**DIRECTIVE**
Every entry below should be repeated exactly; the pictures should not.

**RECORDS SUPPLIED**
══════════

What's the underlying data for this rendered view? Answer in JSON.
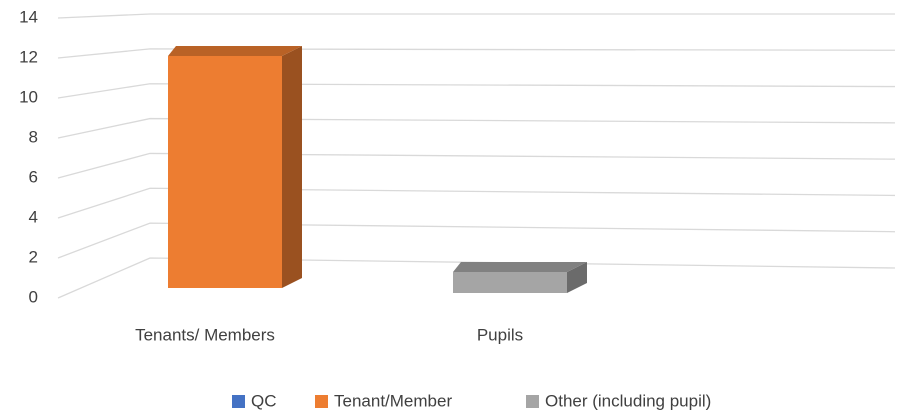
{
  "chart_data": {
    "type": "bar3d",
    "categories": [
      "Tenants/ Members",
      "Pupils"
    ],
    "series": [
      {
        "name": "QC",
        "color": "#4472c4",
        "values": [
          null,
          null
        ]
      },
      {
        "name": "Tenant/Member",
        "color": "#ed7d31",
        "values": [
          13,
          null
        ]
      },
      {
        "name": "Other (including pupil)",
        "color": "#a5a5a5",
        "values": [
          null,
          1
        ]
      }
    ],
    "ylim": [
      0,
      14
    ],
    "yticks": [
      0,
      2,
      4,
      6,
      8,
      10,
      12,
      14
    ],
    "grid": true,
    "legend": "bottom"
  }
}
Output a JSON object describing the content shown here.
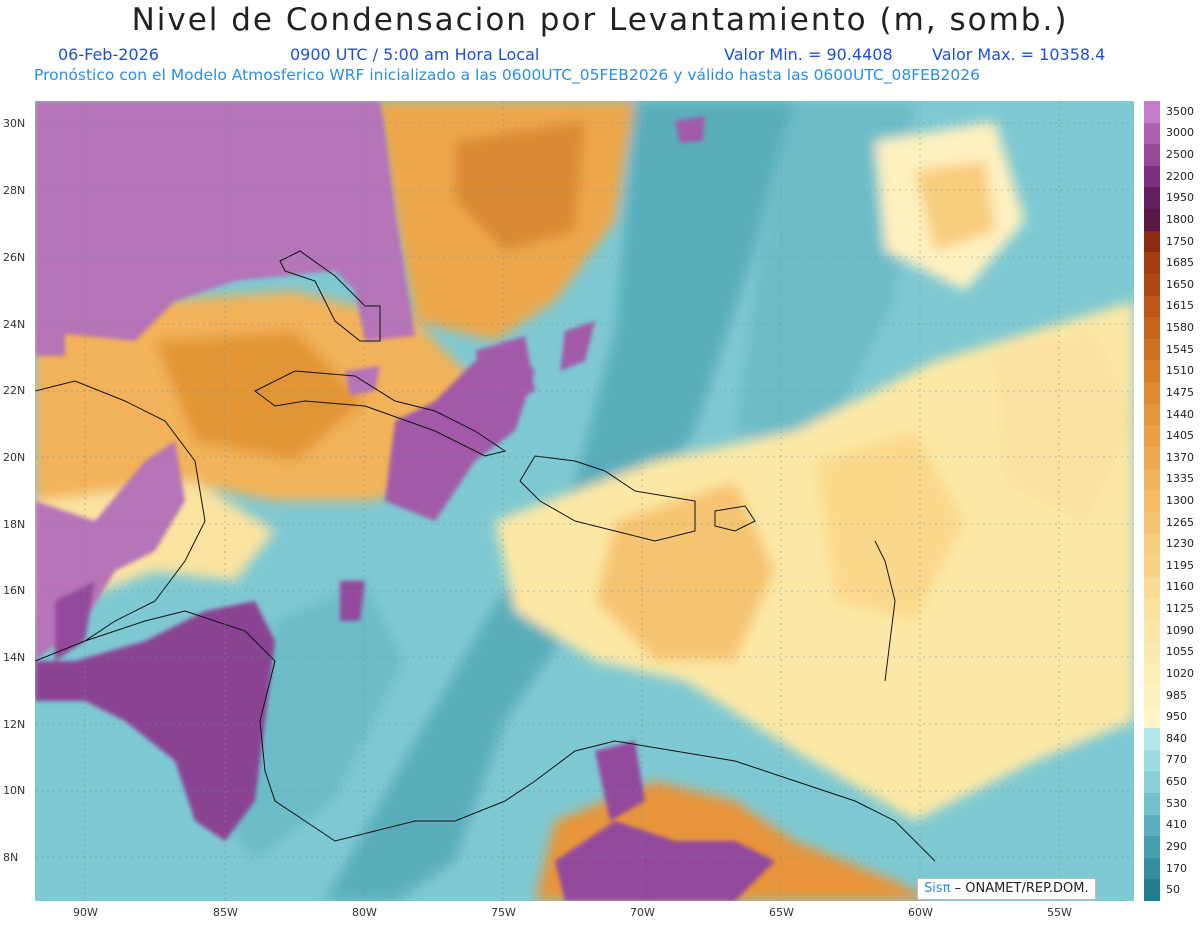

══════════

**TASK RESULT**
What's the underlying data for this rendered view? Answer in JSON.
{
  "chart_data": {
    "type": "bar3d",
    "categories": [
      "Tenants/ Members",
      "Pupils"
    ],
    "series": [
      {
        "name": "QC",
        "color": "#4472c4",
        "values": [
          null,
          null
        ]
      },
      {
        "name": "Tenant/Member",
        "color": "#ed7d31",
        "values": [
          13,
          null
        ]
      },
      {
        "name": "Other (including pupil)",
        "color": "#a5a5a5",
        "values": [
          null,
          1
        ]
      }
    ],
    "ylim": [
      0,
      14
    ],
    "yticks": [
      0,
      2,
      4,
      6,
      8,
      10,
      12,
      14
    ],
    "grid": true,
    "legend": "bottom"
  }
}
Output a JSON object describing the content shown here.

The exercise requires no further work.